- **Exercise prompt**
For this exercise, repeat all of the material verbatim apart from its images.
start Extracted entries
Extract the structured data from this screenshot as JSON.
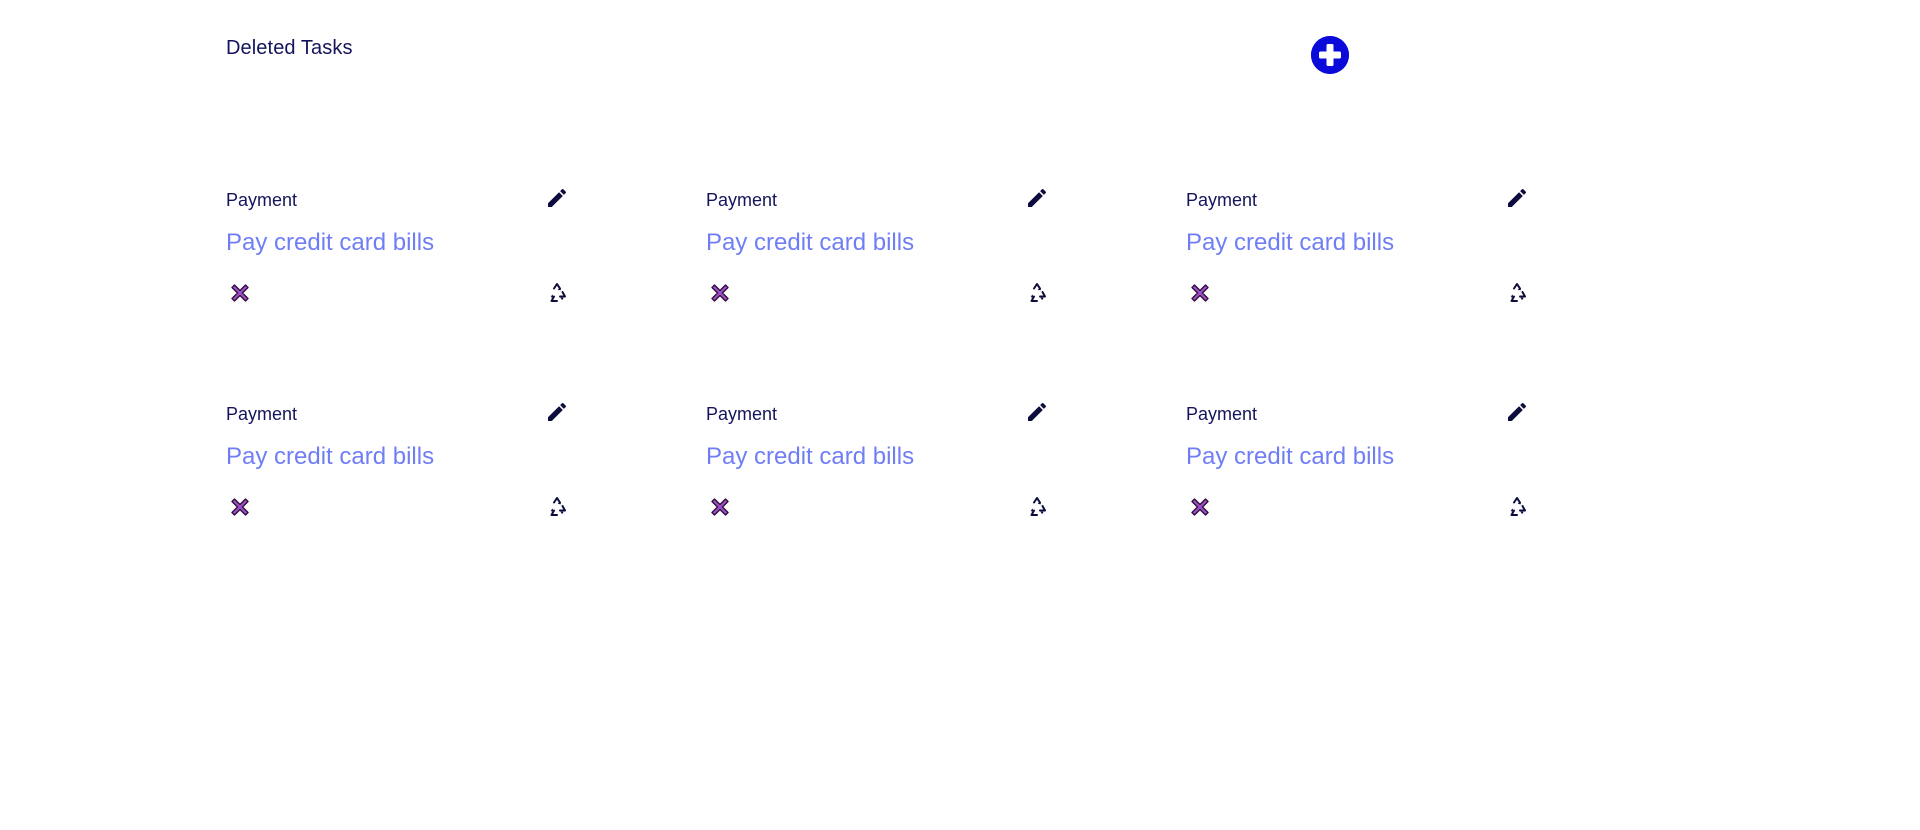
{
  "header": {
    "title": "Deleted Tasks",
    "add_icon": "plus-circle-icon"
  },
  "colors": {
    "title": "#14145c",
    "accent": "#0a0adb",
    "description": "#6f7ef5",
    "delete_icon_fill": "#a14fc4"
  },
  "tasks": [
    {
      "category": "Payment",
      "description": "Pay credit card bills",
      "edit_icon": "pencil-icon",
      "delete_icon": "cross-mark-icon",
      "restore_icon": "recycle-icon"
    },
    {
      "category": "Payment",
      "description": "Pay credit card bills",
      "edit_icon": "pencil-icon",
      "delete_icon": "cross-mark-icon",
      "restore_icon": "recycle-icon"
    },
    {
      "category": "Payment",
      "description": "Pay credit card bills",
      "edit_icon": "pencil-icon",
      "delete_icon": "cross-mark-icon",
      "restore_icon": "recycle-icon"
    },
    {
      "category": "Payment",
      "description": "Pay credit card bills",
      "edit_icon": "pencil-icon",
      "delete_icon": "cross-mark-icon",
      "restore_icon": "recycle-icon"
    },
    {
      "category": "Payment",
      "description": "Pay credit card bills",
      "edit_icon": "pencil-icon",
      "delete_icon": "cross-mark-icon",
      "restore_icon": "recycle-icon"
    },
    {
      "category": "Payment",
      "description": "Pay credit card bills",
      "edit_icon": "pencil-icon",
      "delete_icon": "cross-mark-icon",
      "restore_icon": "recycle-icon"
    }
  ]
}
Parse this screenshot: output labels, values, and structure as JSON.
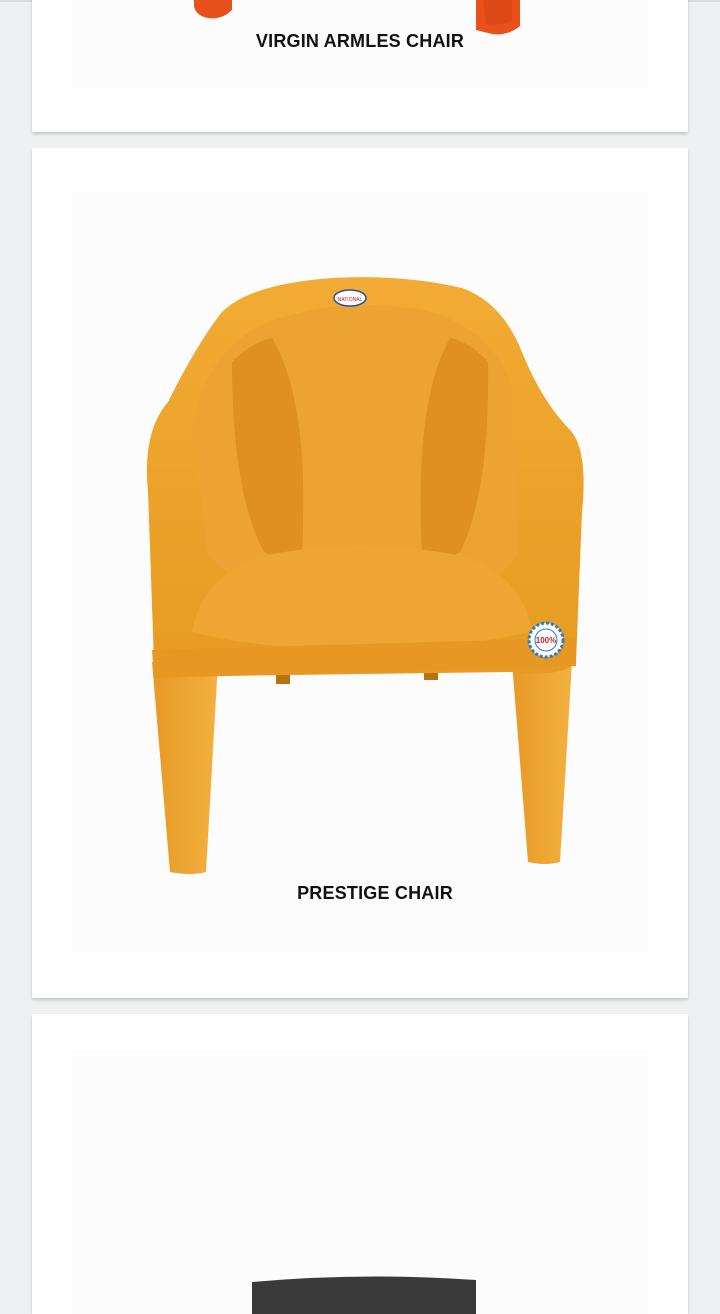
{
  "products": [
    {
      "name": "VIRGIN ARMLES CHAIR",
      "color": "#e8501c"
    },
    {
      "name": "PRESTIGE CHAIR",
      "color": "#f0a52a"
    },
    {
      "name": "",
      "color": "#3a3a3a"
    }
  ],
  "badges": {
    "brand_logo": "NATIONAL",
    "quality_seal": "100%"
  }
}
end Extracted entries
- **Task answer**
Extract the structured data from this screenshot as JSON.
{
  "header": {
    "title": "Deleted Tasks",
    "add_icon": "plus-circle-icon"
  },
  "colors": {
    "title": "#14145c",
    "accent": "#0a0adb",
    "description": "#6f7ef5",
    "delete_icon_fill": "#a14fc4"
  },
  "tasks": [
    {
      "category": "Payment",
      "description": "Pay credit card bills",
      "edit_icon": "pencil-icon",
      "delete_icon": "cross-mark-icon",
      "restore_icon": "recycle-icon"
    },
    {
      "category": "Payment",
      "description": "Pay credit card bills",
      "edit_icon": "pencil-icon",
      "delete_icon": "cross-mark-icon",
      "restore_icon": "recycle-icon"
    },
    {
      "category": "Payment",
      "description": "Pay credit card bills",
      "edit_icon": "pencil-icon",
      "delete_icon": "cross-mark-icon",
      "restore_icon": "recycle-icon"
    },
    {
      "category": "Payment",
      "description": "Pay credit card bills",
      "edit_icon": "pencil-icon",
      "delete_icon": "cross-mark-icon",
      "restore_icon": "recycle-icon"
    },
    {
      "category": "Payment",
      "description": "Pay credit card bills",
      "edit_icon": "pencil-icon",
      "delete_icon": "cross-mark-icon",
      "restore_icon": "recycle-icon"
    },
    {
      "category": "Payment",
      "description": "Pay credit card bills",
      "edit_icon": "pencil-icon",
      "delete_icon": "cross-mark-icon",
      "restore_icon": "recycle-icon"
    }
  ]
}
Parse this screenshot: output labels, values, and structure as JSON.
{
  "products": [
    {
      "name": "VIRGIN ARMLES CHAIR",
      "color": "#e8501c"
    },
    {
      "name": "PRESTIGE CHAIR",
      "color": "#f0a52a"
    },
    {
      "name": "",
      "color": "#3a3a3a"
    }
  ],
  "badges": {
    "brand_logo": "NATIONAL",
    "quality_seal": "100%"
  }
}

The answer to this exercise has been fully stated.